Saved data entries
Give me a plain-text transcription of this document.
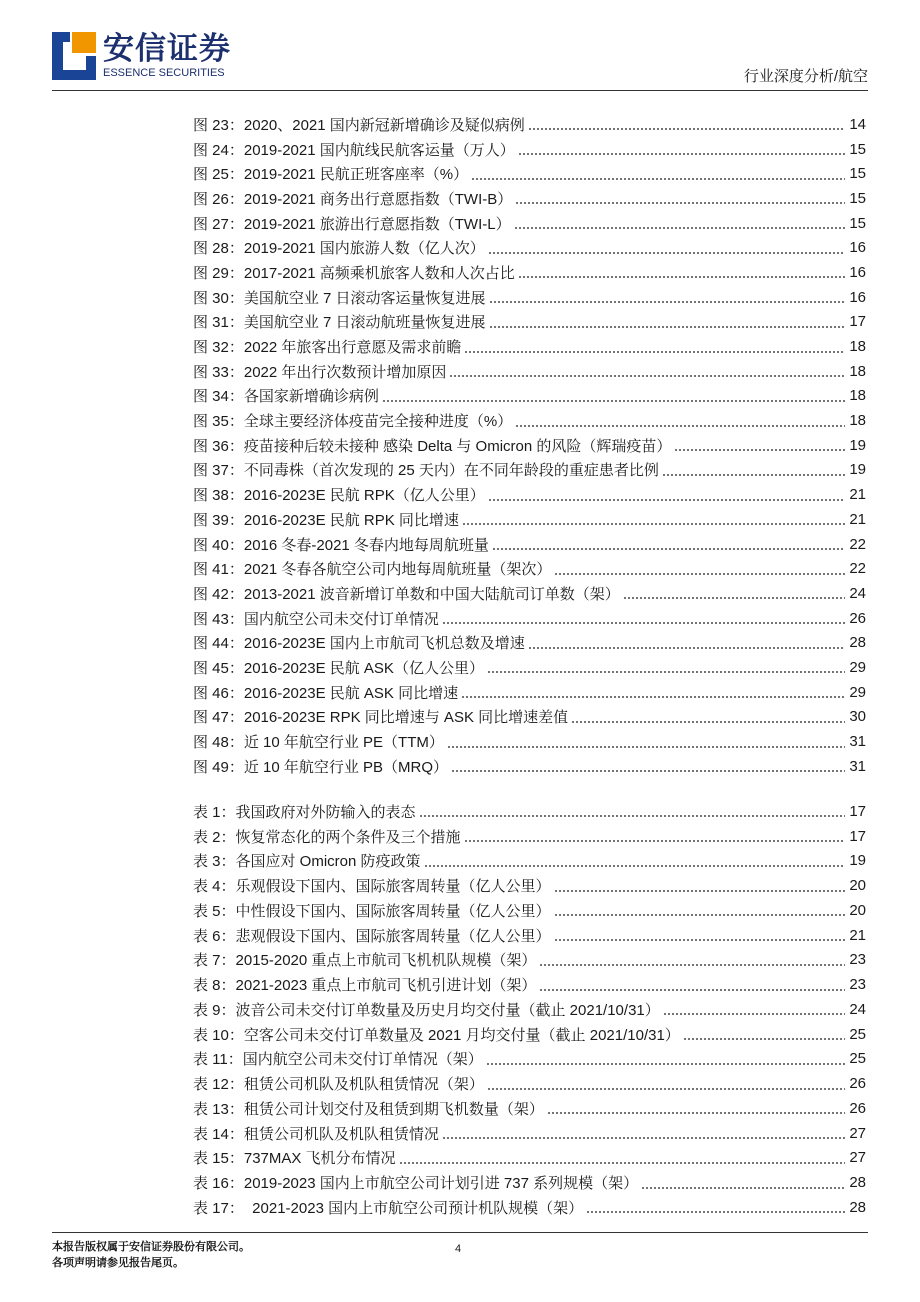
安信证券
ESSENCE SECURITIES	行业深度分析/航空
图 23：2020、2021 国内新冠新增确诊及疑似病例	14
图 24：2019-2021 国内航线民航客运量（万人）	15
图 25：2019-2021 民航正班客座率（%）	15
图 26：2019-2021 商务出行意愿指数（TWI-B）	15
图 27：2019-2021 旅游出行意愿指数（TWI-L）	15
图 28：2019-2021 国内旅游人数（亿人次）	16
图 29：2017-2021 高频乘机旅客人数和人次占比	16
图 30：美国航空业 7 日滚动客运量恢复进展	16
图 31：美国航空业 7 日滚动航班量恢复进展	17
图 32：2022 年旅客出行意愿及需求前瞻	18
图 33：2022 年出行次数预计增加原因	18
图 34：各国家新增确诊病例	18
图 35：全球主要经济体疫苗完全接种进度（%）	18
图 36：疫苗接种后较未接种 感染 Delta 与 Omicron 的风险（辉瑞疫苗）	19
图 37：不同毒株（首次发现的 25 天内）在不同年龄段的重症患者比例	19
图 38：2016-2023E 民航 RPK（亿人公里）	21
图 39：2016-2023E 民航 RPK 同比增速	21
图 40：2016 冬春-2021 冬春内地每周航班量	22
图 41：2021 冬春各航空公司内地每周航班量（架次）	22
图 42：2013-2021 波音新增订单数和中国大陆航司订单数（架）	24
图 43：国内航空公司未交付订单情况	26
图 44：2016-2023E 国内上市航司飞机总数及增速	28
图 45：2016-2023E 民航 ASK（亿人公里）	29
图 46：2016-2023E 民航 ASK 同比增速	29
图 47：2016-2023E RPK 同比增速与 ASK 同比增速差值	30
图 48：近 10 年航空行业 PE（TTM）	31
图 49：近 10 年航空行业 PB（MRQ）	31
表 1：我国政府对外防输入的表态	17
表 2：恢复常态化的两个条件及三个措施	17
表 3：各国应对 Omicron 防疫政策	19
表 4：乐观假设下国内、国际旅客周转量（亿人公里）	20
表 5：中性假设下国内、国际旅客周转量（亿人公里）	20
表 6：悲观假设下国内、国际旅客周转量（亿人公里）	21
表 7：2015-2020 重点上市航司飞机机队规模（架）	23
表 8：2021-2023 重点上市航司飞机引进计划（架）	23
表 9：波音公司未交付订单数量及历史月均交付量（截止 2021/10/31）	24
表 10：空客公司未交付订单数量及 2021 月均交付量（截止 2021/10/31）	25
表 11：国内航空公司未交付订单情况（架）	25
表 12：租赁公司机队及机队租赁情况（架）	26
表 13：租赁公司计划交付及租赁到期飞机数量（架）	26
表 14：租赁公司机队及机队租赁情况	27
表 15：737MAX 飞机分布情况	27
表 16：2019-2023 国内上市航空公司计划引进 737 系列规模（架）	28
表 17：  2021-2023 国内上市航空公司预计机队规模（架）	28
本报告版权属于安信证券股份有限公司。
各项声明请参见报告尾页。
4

Exercise task: Reproduce the listing word for word and omit its pictures.

Result of the exercise:
Give me a plain-text transcription of this document.
安信证券
ESSENCE SECURITIES	行业深度分析/航空
图 23：2020、2021 国内新冠新增确诊及疑似病例	14
图 24：2019-2021 国内航线民航客运量（万人）	15
图 25：2019-2021 民航正班客座率（%）	15
图 26：2019-2021 商务出行意愿指数（TWI-B）	15
图 27：2019-2021 旅游出行意愿指数（TWI-L）	15
图 28：2019-2021 国内旅游人数（亿人次）	16
图 29：2017-2021 高频乘机旅客人数和人次占比	16
图 30：美国航空业 7 日滚动客运量恢复进展	16
图 31：美国航空业 7 日滚动航班量恢复进展	17
图 32：2022 年旅客出行意愿及需求前瞻	18
图 33：2022 年出行次数预计增加原因	18
图 34：各国家新增确诊病例	18
图 35：全球主要经济体疫苗完全接种进度（%）	18
图 36：疫苗接种后较未接种 感染 Delta 与 Omicron 的风险（辉瑞疫苗）	19
图 37：不同毒株（首次发现的 25 天内）在不同年龄段的重症患者比例	19
图 38：2016-2023E 民航 RPK（亿人公里）	21
图 39：2016-2023E 民航 RPK 同比增速	21
图 40：2016 冬春-2021 冬春内地每周航班量	22
图 41：2021 冬春各航空公司内地每周航班量（架次）	22
图 42：2013-2021 波音新增订单数和中国大陆航司订单数（架）	24
图 43：国内航空公司未交付订单情况	26
图 44：2016-2023E 国内上市航司飞机总数及增速	28
图 45：2016-2023E 民航 ASK（亿人公里）	29
图 46：2016-2023E 民航 ASK 同比增速	29
图 47：2016-2023E RPK 同比增速与 ASK 同比增速差值	30
图 48：近 10 年航空行业 PE（TTM）	31
图 49：近 10 年航空行业 PB（MRQ）	31
表 1：我国政府对外防输入的表态	17
表 2：恢复常态化的两个条件及三个措施	17
表 3：各国应对 Omicron 防疫政策	19
表 4：乐观假设下国内、国际旅客周转量（亿人公里）	20
表 5：中性假设下国内、国际旅客周转量（亿人公里）	20
表 6：悲观假设下国内、国际旅客周转量（亿人公里）	21
表 7：2015-2020 重点上市航司飞机机队规模（架）	23
表 8：2021-2023 重点上市航司飞机引进计划（架）	23
表 9：波音公司未交付订单数量及历史月均交付量（截止 2021/10/31）	24
表 10：空客公司未交付订单数量及 2021 月均交付量（截止 2021/10/31）	25
表 11：国内航空公司未交付订单情况（架）	25
表 12：租赁公司机队及机队租赁情况（架）	26
表 13：租赁公司计划交付及租赁到期飞机数量（架）	26
表 14：租赁公司机队及机队租赁情况	27
表 15：737MAX 飞机分布情况	27
表 16：2019-2023 国内上市航空公司计划引进 737 系列规模（架）	28
表 17：  2021-2023 国内上市航空公司预计机队规模（架）	28
本报告版权属于安信证券股份有限公司。
各项声明请参见报告尾页。
4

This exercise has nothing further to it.